> [The exercise]: List all lines of the data that include the string "name".

> [Exercise materials]:
· · · · · · ·
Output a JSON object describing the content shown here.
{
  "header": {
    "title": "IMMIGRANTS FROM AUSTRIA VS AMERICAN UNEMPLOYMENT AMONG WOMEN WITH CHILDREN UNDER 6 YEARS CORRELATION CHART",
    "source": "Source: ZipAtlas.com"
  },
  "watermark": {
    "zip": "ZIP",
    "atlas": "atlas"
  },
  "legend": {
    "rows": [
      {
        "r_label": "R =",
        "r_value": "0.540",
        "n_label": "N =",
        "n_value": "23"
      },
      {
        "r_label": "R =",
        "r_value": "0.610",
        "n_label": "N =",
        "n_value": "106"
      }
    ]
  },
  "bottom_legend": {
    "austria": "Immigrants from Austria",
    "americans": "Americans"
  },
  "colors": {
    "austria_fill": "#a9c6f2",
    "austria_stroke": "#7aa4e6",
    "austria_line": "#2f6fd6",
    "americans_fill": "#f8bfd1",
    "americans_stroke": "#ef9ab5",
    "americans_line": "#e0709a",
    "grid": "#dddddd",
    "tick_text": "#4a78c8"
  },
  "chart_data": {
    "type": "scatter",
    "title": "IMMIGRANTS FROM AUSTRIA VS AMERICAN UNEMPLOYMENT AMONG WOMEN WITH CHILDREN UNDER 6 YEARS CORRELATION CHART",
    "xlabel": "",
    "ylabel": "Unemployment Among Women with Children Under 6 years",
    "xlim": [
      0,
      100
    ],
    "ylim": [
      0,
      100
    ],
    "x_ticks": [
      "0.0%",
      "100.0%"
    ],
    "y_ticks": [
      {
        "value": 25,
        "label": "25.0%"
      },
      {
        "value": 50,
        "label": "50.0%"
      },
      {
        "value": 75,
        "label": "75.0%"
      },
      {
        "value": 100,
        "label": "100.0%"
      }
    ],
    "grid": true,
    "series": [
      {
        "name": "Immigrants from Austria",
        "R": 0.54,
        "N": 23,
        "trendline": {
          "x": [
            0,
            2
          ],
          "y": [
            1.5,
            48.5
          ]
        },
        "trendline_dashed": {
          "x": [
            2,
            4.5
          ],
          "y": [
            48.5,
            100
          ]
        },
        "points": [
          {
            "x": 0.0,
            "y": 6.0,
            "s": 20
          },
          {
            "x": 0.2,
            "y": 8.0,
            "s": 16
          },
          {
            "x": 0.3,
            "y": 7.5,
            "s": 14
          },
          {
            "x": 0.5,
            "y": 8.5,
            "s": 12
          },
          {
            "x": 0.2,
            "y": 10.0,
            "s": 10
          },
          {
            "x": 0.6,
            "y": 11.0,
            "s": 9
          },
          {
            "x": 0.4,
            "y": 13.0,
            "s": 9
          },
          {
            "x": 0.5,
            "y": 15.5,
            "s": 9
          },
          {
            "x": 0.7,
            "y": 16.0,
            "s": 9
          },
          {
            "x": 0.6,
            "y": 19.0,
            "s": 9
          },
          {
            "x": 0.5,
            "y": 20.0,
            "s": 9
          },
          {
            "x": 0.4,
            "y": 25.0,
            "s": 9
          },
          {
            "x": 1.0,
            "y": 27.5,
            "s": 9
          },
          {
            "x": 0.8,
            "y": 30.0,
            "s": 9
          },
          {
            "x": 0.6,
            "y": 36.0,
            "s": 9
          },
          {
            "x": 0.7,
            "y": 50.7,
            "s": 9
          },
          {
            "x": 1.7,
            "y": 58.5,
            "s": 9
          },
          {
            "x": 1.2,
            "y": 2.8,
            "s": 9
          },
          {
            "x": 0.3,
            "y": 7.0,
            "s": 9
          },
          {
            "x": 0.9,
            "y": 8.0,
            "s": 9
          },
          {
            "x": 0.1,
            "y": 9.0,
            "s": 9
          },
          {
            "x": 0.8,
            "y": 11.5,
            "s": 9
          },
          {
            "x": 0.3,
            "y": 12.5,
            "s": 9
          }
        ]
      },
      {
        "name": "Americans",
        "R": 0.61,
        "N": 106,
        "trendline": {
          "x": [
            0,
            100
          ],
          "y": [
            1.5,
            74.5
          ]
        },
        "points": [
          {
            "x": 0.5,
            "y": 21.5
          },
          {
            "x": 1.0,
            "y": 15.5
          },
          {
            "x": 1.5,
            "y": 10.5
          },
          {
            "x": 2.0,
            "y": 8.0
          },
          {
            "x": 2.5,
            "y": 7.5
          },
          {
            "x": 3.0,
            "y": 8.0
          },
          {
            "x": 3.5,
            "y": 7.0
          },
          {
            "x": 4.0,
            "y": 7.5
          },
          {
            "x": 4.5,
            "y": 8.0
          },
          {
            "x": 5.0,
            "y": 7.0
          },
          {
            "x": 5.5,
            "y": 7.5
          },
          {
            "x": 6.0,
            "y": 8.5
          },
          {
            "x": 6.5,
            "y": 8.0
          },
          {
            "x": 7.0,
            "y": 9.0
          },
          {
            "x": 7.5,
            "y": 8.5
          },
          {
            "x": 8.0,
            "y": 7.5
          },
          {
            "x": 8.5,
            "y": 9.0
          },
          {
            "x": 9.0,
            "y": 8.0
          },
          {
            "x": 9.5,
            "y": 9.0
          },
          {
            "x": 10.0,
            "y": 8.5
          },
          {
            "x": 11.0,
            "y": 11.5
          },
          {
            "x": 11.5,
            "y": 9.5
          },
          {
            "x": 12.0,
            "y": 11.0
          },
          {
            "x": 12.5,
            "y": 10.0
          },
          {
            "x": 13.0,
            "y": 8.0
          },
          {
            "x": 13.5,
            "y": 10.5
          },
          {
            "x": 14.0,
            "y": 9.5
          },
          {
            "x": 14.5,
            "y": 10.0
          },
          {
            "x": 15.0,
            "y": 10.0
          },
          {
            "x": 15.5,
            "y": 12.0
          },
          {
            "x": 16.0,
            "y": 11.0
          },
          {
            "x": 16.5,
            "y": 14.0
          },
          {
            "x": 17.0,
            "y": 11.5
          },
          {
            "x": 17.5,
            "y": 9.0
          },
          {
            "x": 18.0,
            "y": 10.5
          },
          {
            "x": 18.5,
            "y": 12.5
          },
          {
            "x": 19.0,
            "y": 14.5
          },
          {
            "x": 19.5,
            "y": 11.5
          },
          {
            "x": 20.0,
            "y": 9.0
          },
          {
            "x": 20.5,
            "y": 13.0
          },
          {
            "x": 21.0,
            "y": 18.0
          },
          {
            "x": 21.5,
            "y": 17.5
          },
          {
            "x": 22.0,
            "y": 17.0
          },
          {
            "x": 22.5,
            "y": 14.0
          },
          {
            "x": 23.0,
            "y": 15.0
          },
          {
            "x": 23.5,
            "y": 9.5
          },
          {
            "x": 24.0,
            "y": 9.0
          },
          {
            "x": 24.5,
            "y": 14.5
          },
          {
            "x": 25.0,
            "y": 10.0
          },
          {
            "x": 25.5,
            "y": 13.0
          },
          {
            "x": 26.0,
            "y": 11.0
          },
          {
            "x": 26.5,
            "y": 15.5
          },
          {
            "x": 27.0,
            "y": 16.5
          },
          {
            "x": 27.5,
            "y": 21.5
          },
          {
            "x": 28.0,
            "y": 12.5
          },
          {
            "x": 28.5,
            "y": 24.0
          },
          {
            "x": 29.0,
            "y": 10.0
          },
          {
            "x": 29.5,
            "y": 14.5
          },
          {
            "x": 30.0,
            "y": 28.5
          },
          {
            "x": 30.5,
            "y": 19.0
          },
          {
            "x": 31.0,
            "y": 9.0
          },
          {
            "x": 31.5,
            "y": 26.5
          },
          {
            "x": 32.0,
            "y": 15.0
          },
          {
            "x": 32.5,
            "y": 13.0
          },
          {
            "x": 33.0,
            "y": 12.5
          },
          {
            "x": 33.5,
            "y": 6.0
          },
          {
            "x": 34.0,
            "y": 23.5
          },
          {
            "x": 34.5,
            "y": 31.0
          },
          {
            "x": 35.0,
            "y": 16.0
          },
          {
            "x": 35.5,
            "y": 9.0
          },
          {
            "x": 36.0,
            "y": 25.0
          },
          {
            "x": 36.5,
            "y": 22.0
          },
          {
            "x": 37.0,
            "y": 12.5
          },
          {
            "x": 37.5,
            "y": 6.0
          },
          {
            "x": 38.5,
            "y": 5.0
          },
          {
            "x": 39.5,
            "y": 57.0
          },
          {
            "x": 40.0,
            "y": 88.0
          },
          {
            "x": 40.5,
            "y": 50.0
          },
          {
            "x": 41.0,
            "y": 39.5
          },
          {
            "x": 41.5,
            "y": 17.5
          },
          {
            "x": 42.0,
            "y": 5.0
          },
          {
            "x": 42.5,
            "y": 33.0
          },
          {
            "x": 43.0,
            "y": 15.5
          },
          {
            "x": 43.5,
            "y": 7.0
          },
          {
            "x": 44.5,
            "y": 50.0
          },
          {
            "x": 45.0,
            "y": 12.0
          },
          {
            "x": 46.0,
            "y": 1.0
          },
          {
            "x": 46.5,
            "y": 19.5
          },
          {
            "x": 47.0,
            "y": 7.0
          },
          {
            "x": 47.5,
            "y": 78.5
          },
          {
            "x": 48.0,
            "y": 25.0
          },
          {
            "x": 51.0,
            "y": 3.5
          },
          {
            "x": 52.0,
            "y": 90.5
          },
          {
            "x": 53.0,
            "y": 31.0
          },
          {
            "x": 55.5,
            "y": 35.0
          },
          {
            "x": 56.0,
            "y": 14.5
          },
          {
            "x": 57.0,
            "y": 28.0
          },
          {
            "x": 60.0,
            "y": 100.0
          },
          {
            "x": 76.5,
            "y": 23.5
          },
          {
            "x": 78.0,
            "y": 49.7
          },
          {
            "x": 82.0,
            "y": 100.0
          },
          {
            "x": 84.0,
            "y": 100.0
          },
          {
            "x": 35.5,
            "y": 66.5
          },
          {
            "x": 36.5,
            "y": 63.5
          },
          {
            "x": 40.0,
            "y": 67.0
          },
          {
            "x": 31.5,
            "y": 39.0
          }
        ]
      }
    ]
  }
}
· · · · · · ·
> [Worked answer]:
        "name": "Immigrants from Austria",
        "name": "Americans",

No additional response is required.